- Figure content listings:
^^^^^^^^^^^^^^^^
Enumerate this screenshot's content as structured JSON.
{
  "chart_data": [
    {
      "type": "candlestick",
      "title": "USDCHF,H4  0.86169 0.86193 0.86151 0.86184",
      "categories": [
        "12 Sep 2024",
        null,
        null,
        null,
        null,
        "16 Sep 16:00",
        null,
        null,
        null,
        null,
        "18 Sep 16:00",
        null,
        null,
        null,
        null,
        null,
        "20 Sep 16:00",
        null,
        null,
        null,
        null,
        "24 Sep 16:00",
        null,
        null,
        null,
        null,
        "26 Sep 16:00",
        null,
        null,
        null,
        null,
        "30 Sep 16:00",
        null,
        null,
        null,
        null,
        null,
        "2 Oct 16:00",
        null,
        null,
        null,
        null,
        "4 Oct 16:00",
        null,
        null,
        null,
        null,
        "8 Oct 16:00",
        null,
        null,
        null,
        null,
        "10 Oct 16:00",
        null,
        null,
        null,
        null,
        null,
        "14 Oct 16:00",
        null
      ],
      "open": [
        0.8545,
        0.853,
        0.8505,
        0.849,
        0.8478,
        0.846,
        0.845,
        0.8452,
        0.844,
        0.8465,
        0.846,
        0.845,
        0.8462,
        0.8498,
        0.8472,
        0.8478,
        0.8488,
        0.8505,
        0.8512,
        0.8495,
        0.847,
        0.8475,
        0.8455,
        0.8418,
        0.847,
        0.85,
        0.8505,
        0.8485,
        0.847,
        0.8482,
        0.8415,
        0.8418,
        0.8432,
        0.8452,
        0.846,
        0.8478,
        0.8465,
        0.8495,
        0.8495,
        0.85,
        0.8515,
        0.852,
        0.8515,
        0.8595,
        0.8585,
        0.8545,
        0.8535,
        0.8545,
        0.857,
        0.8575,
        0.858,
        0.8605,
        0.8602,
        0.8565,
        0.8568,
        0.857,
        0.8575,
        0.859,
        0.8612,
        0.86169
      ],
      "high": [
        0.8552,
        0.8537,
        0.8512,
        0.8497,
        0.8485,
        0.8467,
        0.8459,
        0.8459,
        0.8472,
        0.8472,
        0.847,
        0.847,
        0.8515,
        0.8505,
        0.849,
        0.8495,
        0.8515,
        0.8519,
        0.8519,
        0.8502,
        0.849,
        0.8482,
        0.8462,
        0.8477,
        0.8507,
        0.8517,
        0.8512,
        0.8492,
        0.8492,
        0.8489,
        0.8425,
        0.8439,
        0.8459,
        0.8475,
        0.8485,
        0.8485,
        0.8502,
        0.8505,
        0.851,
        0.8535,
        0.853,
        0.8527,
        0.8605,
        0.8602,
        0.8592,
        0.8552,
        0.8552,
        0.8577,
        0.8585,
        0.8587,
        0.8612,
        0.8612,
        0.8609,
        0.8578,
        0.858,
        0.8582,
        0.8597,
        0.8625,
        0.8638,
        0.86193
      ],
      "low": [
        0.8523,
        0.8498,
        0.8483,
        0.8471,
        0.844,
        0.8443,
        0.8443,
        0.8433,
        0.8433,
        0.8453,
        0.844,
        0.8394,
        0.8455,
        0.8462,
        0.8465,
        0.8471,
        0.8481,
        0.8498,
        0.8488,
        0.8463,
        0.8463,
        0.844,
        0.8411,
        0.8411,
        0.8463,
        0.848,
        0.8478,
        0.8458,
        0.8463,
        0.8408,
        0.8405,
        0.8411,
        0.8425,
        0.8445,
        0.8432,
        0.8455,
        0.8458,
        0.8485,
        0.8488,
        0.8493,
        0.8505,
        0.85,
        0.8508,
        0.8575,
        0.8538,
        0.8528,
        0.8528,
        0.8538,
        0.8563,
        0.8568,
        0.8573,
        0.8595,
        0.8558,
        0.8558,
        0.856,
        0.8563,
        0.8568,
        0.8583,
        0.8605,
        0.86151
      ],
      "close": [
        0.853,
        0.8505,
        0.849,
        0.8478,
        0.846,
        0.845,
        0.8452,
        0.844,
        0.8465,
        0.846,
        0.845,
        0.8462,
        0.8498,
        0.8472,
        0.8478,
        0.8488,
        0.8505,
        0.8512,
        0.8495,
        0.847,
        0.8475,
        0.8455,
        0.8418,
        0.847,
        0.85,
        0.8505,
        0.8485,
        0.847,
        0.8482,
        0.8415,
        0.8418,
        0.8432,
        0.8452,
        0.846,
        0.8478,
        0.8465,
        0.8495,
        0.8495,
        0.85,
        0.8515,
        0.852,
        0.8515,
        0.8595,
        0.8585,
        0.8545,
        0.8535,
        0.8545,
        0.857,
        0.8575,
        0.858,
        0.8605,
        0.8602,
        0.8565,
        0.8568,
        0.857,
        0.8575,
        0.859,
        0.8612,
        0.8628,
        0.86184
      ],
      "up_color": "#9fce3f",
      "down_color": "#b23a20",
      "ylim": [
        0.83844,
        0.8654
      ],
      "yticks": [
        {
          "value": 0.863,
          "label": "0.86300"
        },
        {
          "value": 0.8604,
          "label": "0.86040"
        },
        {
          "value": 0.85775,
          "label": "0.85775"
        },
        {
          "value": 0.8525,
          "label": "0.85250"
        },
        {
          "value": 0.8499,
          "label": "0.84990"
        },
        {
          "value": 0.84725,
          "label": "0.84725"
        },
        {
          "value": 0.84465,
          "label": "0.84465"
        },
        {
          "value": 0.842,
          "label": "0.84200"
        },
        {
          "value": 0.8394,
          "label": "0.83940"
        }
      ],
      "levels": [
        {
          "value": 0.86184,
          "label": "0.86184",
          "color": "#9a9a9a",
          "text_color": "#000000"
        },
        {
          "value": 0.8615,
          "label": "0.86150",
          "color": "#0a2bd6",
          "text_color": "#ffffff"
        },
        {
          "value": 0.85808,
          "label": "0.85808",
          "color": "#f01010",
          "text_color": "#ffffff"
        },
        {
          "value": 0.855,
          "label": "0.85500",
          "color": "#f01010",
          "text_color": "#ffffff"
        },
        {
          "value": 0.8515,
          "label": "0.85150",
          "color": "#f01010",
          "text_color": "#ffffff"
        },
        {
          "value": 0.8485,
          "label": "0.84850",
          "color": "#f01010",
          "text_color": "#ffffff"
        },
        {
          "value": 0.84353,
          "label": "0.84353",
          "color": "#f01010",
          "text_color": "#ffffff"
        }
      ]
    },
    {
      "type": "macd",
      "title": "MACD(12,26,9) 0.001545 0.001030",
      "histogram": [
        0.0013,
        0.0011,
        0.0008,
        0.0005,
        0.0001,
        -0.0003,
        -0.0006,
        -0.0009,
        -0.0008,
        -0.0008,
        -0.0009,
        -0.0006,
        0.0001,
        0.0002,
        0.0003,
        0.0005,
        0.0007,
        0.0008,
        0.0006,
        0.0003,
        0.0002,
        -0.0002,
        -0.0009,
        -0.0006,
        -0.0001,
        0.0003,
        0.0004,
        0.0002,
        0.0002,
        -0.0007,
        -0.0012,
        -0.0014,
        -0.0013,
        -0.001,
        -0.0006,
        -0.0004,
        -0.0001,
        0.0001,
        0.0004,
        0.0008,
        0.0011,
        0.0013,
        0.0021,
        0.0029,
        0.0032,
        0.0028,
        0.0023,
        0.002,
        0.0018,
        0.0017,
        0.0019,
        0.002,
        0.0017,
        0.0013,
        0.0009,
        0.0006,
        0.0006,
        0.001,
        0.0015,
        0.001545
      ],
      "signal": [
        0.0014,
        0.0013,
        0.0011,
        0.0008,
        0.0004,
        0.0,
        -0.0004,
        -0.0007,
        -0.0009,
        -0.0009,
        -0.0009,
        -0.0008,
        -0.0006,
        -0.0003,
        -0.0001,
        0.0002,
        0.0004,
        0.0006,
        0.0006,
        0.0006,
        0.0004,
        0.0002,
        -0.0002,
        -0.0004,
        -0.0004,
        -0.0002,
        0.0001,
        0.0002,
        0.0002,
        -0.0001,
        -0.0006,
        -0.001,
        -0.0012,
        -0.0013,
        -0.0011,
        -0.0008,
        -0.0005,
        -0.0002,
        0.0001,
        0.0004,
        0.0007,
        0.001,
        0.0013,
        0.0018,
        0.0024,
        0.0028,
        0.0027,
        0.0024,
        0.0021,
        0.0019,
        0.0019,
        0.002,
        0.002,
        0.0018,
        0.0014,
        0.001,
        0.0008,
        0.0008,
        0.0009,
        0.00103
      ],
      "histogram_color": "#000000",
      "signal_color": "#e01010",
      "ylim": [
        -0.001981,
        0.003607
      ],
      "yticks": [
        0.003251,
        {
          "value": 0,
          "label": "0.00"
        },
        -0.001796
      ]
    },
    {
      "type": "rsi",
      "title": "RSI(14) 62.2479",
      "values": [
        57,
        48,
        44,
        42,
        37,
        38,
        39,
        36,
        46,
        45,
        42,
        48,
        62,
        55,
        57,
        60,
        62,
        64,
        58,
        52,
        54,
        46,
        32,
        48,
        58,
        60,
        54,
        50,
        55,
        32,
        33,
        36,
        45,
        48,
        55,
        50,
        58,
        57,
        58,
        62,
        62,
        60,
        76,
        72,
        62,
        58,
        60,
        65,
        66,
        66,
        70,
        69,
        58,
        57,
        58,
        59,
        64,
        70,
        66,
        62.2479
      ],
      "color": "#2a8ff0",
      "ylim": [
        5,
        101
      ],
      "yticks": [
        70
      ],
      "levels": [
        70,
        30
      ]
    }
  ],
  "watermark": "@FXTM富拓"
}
^^^^^^^^^^^^^^^^
- AIM OF THE TASK:
Where a line above holds the string "title", show that line.

- RESULT OF THIS TASK:
      "title": "USDCHF,H4  0.86169 0.86193 0.86151 0.86184",
      "title": "MACD(12,26,9) 0.001545 0.001030",
      "title": "RSI(14) 62.2479",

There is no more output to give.